§ Exercise instructions
Write out every line from the start of the records through the line containing "heatmap-cell <box>406 174 410 178</box>" as a JSON list of strings, one string per line, with blank lines left out.

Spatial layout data
----------
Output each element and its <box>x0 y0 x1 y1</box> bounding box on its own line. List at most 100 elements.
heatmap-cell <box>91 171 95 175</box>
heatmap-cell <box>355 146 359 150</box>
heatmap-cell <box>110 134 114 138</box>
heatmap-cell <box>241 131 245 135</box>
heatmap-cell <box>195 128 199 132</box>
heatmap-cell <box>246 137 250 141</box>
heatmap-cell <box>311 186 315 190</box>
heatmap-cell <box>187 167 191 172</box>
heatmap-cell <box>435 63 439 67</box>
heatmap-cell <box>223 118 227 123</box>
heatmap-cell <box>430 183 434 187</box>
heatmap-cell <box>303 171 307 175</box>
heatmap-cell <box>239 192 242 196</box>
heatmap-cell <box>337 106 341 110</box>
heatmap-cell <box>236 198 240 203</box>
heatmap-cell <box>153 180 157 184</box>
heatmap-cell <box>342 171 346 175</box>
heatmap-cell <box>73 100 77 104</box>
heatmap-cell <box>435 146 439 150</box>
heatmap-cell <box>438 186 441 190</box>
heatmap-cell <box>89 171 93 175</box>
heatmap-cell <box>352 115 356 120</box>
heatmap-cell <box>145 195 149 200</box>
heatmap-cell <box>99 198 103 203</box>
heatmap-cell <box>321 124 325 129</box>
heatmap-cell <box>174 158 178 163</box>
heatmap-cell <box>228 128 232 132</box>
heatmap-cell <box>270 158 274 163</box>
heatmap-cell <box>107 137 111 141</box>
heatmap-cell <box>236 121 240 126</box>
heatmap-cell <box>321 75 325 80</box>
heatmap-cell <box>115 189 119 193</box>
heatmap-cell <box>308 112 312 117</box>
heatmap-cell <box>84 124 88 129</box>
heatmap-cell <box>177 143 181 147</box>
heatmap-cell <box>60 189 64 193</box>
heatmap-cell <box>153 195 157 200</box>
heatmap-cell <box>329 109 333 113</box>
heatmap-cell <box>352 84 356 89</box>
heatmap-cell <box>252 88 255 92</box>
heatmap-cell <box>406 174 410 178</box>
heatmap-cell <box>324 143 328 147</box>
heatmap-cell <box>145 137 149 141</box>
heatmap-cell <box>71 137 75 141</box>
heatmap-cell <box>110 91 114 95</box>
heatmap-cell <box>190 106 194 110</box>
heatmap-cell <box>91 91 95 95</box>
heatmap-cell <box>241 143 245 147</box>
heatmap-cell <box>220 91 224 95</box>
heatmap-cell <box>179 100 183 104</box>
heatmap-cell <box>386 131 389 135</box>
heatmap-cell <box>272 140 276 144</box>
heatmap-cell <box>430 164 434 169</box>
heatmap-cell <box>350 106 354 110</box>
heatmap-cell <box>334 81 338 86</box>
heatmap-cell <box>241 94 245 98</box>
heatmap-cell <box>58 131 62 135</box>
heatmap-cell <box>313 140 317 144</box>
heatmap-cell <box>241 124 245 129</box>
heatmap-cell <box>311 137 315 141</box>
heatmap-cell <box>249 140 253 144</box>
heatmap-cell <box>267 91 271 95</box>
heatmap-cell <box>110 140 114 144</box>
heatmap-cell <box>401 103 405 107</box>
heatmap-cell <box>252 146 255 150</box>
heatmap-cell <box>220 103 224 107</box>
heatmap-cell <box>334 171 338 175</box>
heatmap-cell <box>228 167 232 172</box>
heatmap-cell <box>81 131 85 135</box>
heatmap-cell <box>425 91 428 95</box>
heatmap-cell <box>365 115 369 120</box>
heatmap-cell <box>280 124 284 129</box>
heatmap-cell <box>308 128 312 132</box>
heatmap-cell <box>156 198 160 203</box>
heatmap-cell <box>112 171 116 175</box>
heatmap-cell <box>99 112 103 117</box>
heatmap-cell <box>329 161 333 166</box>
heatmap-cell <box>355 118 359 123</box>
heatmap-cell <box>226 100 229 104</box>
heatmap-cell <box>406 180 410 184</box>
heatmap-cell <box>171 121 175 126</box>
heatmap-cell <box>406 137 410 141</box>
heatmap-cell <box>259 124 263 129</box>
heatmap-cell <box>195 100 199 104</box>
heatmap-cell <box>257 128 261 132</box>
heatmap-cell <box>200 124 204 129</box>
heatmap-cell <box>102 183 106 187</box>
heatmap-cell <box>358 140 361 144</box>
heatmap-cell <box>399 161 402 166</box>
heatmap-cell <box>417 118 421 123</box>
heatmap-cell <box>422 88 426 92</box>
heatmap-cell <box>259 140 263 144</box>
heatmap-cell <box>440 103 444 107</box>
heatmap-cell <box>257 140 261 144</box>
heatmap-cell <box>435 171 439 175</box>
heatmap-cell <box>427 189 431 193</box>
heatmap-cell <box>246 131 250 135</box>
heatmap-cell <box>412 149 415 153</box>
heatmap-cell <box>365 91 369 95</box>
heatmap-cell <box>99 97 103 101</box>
----------
§ Exercise answer
[
  "Output each element and its <box>x0 y0 x1 y1</box> bounding box on its own line. List at most 100 elements.",
  "heatmap-cell <box>91 171 95 175</box>",
  "heatmap-cell <box>355 146 359 150</box>",
  "heatmap-cell <box>110 134 114 138</box>",
  "heatmap-cell <box>241 131 245 135</box>",
  "heatmap-cell <box>195 128 199 132</box>",
  "heatmap-cell <box>246 137 250 141</box>",
  "heatmap-cell <box>311 186 315 190</box>",
  "heatmap-cell <box>187 167 191 172</box>",
  "heatmap-cell <box>435 63 439 67</box>",
  "heatmap-cell <box>223 118 227 123</box>",
  "heatmap-cell <box>430 183 434 187</box>",
  "heatmap-cell <box>303 171 307 175</box>",
  "heatmap-cell <box>239 192 242 196</box>",
  "heatmap-cell <box>337 106 341 110</box>",
  "heatmap-cell <box>236 198 240 203</box>",
  "heatmap-cell <box>153 180 157 184</box>",
  "heatmap-cell <box>342 171 346 175</box>",
  "heatmap-cell <box>73 100 77 104</box>",
  "heatmap-cell <box>435 146 439 150</box>",
  "heatmap-cell <box>438 186 441 190</box>",
  "heatmap-cell <box>89 171 93 175</box>",
  "heatmap-cell <box>352 115 356 120</box>",
  "heatmap-cell <box>145 195 149 200</box>",
  "heatmap-cell <box>99 198 103 203</box>",
  "heatmap-cell <box>321 124 325 129</box>",
  "heatmap-cell <box>174 158 178 163</box>",
  "heatmap-cell <box>228 128 232 132</box>",
  "heatmap-cell <box>270 158 274 163</box>",
  "heatmap-cell <box>107 137 111 141</box>",
  "heatmap-cell <box>236 121 240 126</box>",
  "heatmap-cell <box>321 75 325 80</box>",
  "heatmap-cell <box>115 189 119 193</box>",
  "heatmap-cell <box>308 112 312 117</box>",
  "heatmap-cell <box>84 124 88 129</box>",
  "heatmap-cell <box>177 143 181 147</box>",
  "heatmap-cell <box>60 189 64 193</box>",
  "heatmap-cell <box>153 195 157 200</box>",
  "heatmap-cell <box>329 109 333 113</box>",
  "heatmap-cell <box>352 84 356 89</box>",
  "heatmap-cell <box>252 88 255 92</box>",
  "heatmap-cell <box>406 174 410 178</box>"
]